◆ Data supplied
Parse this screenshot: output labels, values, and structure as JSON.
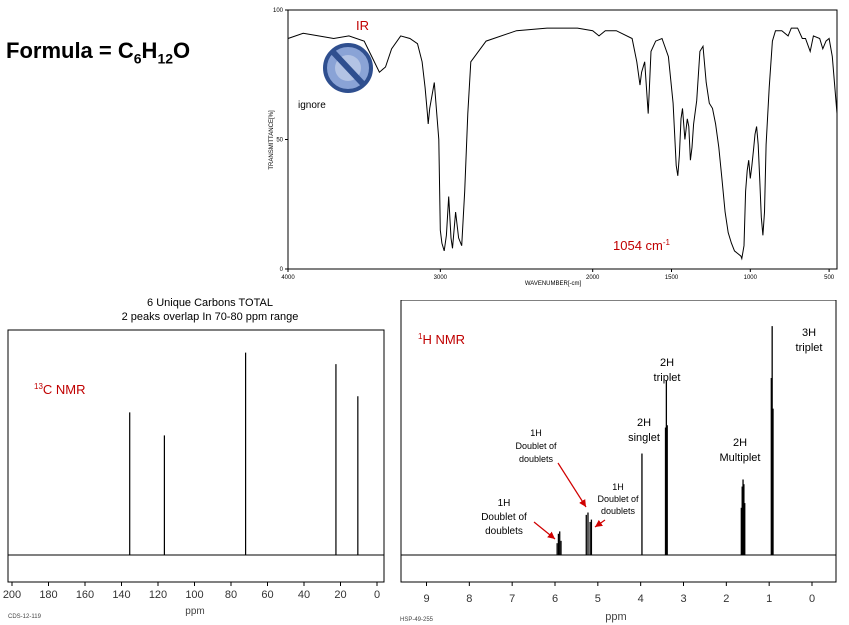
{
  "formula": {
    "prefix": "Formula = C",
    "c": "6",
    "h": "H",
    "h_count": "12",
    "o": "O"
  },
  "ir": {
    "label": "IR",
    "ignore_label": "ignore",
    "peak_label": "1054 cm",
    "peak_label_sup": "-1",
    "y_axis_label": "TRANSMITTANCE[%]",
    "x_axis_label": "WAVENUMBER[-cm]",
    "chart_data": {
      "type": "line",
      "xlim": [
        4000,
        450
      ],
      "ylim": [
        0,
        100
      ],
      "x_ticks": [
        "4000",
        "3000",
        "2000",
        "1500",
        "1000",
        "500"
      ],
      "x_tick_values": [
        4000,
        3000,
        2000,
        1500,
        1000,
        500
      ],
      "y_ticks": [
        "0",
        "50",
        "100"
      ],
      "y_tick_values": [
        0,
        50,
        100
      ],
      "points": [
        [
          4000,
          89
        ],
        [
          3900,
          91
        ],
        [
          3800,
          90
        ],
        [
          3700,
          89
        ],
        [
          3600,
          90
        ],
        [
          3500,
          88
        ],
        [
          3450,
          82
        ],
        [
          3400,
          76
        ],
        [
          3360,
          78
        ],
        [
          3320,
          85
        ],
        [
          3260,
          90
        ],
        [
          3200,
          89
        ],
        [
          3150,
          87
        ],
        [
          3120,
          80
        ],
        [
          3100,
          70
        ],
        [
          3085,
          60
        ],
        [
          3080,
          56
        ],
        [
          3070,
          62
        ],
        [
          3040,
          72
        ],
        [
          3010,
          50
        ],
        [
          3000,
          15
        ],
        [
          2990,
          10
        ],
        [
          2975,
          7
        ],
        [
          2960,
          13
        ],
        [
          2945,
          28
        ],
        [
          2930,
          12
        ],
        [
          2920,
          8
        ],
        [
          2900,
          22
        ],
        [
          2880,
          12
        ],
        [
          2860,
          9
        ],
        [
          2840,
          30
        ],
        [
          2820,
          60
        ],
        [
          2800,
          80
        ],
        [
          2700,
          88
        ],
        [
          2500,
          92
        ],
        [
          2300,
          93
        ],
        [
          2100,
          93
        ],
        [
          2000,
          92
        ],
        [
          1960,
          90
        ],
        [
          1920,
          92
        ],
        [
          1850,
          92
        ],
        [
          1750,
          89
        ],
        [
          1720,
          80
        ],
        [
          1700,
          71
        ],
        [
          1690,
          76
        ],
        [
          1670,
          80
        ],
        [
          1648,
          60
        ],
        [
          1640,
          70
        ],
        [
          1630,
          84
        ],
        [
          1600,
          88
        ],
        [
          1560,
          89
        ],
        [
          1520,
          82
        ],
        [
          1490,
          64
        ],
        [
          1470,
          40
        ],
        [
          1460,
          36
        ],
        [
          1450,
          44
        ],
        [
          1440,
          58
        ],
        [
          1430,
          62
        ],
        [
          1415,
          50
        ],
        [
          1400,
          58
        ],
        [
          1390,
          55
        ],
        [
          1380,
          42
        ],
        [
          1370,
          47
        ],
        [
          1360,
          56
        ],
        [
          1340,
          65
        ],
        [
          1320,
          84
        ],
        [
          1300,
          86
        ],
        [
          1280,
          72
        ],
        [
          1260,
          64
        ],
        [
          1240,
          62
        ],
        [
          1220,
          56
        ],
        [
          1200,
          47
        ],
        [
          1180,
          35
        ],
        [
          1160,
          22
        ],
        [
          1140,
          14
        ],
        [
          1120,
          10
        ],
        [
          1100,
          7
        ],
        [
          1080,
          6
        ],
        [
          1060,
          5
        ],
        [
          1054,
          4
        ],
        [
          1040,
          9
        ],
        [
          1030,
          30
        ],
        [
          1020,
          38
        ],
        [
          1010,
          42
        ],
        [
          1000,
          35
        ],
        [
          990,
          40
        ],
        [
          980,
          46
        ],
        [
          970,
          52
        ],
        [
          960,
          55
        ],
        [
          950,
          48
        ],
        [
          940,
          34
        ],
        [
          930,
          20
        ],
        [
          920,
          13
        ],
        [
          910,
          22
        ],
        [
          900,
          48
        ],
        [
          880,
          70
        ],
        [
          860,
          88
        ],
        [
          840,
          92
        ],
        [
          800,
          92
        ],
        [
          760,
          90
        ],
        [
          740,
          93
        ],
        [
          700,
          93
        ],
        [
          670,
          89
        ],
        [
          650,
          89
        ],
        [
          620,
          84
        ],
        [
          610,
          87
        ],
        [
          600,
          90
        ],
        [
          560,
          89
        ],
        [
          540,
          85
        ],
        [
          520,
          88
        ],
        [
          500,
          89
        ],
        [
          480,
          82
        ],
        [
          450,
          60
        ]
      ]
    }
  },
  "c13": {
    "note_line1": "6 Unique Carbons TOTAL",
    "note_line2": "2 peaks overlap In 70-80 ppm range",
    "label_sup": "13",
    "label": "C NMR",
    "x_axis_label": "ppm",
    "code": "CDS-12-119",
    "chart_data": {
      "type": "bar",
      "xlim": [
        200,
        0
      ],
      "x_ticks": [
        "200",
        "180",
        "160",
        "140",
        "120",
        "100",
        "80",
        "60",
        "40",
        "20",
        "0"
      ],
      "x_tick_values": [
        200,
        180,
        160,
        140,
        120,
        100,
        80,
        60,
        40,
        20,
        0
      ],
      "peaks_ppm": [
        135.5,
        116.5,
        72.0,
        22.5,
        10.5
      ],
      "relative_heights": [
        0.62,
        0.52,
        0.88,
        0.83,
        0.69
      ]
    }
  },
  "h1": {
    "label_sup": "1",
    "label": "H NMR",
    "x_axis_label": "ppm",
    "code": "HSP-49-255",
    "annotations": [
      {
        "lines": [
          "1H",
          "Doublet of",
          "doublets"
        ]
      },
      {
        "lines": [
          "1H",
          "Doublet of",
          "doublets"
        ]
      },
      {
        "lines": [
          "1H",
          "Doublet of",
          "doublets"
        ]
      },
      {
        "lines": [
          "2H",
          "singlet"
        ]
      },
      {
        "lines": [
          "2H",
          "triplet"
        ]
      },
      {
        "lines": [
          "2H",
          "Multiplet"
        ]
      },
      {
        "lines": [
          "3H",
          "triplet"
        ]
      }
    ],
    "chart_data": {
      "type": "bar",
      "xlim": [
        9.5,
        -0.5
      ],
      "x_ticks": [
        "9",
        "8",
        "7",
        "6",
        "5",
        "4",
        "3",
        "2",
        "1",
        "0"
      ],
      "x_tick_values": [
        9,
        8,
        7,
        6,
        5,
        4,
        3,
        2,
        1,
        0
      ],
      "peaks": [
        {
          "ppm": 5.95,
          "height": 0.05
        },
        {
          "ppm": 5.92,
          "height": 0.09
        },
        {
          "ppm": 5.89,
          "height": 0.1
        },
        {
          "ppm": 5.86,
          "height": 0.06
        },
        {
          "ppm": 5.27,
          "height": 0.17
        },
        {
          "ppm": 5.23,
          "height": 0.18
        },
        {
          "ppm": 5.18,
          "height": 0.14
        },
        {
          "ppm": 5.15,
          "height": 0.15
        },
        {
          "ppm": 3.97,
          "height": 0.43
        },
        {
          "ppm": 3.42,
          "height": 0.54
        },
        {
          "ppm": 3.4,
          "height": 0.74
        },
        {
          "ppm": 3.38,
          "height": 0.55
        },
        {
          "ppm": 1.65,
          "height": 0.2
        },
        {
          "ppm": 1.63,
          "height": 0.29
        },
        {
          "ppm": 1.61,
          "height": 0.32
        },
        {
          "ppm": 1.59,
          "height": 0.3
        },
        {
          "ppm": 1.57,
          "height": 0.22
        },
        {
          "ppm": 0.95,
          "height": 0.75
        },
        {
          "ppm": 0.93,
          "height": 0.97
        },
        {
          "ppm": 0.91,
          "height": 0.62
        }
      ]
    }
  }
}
---
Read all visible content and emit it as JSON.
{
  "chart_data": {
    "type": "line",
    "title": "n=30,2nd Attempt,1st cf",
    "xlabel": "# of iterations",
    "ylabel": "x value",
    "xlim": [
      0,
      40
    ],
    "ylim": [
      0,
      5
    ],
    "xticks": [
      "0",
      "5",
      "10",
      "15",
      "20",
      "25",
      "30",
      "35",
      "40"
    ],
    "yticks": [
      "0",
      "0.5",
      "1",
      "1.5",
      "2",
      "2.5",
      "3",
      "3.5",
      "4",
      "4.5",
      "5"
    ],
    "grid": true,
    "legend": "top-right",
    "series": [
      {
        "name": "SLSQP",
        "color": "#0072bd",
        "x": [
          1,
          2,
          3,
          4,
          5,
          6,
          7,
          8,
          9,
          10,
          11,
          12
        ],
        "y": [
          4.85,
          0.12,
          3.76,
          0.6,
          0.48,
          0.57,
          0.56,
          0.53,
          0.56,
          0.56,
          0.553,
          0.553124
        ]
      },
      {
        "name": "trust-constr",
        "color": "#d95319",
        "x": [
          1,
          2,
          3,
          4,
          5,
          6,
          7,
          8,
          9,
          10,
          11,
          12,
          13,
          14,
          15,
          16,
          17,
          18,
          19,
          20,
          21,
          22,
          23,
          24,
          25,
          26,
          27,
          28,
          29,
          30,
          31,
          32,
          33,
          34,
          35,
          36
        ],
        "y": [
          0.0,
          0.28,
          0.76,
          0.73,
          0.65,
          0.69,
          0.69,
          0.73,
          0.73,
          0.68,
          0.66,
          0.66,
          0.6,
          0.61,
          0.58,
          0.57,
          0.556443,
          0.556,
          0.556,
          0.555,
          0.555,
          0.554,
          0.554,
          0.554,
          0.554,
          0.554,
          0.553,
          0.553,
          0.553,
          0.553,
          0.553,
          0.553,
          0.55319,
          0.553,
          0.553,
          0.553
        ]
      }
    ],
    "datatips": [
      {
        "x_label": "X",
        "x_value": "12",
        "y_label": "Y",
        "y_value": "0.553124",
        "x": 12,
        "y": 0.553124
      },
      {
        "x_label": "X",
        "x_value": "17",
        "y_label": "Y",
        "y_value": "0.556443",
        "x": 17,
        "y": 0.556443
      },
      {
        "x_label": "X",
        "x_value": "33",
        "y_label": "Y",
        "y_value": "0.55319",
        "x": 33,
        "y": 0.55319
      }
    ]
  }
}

◆ Brief
Pull out each line of the records holding the string "JSON".

◆ Answer to the task
Parse this screenshot: output labels, values, and structure as JSON.
Read all visible content and emit it as JSON.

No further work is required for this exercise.